[Saved data entries]
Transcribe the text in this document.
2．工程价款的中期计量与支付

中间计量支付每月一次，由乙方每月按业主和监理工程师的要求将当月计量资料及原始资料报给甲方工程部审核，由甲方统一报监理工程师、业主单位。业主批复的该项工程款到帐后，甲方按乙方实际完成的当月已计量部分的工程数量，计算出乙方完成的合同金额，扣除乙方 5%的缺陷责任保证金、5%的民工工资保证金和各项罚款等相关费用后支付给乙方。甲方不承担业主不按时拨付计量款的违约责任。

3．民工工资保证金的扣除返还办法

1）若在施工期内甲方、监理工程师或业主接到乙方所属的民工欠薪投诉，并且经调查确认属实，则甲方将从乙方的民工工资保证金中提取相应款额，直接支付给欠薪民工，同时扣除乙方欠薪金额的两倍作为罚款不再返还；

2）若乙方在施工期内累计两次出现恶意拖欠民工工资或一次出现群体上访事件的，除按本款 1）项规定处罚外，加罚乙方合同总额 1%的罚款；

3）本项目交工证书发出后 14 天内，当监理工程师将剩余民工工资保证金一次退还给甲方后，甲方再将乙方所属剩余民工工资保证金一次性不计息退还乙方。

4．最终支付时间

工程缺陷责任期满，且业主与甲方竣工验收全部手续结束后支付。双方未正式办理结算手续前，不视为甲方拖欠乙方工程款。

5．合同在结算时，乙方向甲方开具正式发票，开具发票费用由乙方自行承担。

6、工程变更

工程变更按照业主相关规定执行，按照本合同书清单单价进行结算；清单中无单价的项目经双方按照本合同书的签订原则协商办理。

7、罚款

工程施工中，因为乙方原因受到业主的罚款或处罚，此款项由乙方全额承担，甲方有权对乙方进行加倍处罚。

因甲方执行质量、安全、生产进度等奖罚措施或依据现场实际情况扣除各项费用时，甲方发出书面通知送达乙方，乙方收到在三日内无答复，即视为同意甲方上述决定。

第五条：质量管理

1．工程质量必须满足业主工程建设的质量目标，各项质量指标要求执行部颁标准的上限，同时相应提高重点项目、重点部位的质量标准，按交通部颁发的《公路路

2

§ **Problem description**: Copy every record exactly, with nothing added or dropped.

§ **Solution for this problem**:
Transcribe the text in this document.
2．工程价款的中期计量与支付

中间计量支付每月一次，由乙方每月按业主和监理工程师的要求将当月计量资料及原始资料报给甲方工程部审核，由甲方统一报监理工程师、业主单位。业主批复的该项工程款到帐后，甲方按乙方实际完成的当月已计量部分的工程数量，计算出乙方完成的合同金额，扣除乙方 5%的缺陷责任保证金、5%的民工工资保证金和各项罚款等相关费用后支付给乙方。甲方不承担业主不按时拨付计量款的违约责任。

3．民工工资保证金的扣除返还办法

1）若在施工期内甲方、监理工程师或业主接到乙方所属的民工欠薪投诉，并且经调查确认属实，则甲方将从乙方的民工工资保证金中提取相应款额，直接支付给欠薪民工，同时扣除乙方欠薪金额的两倍作为罚款不再返还；

2）若乙方在施工期内累计两次出现恶意拖欠民工工资或一次出现群体上访事件的，除按本款 1）项规定处罚外，加罚乙方合同总额 1%的罚款；

3）本项目交工证书发出后 14 天内，当监理工程师将剩余民工工资保证金一次退还给甲方后，甲方再将乙方所属剩余民工工资保证金一次性不计息退还乙方。

4．最终支付时间

工程缺陷责任期满，且业主与甲方竣工验收全部手续结束后支付。双方未正式办理结算手续前，不视为甲方拖欠乙方工程款。

5．合同在结算时，乙方向甲方开具正式发票，开具发票费用由乙方自行承担。

6、工程变更

工程变更按照业主相关规定执行，按照本合同书清单单价进行结算；清单中无单价的项目经双方按照本合同书的签订原则协商办理。

7、罚款

工程施工中，因为乙方原因受到业主的罚款或处罚，此款项由乙方全额承担，甲方有权对乙方进行加倍处罚。

因甲方执行质量、安全、生产进度等奖罚措施或依据现场实际情况扣除各项费用时，甲方发出书面通知送达乙方，乙方收到在三日内无答复，即视为同意甲方上述决定。

第五条：质量管理

1．工程质量必须满足业主工程建设的质量目标，各项质量指标要求执行部颁标准的上限，同时相应提高重点项目、重点部位的质量标准，按交通部颁发的《公路路

2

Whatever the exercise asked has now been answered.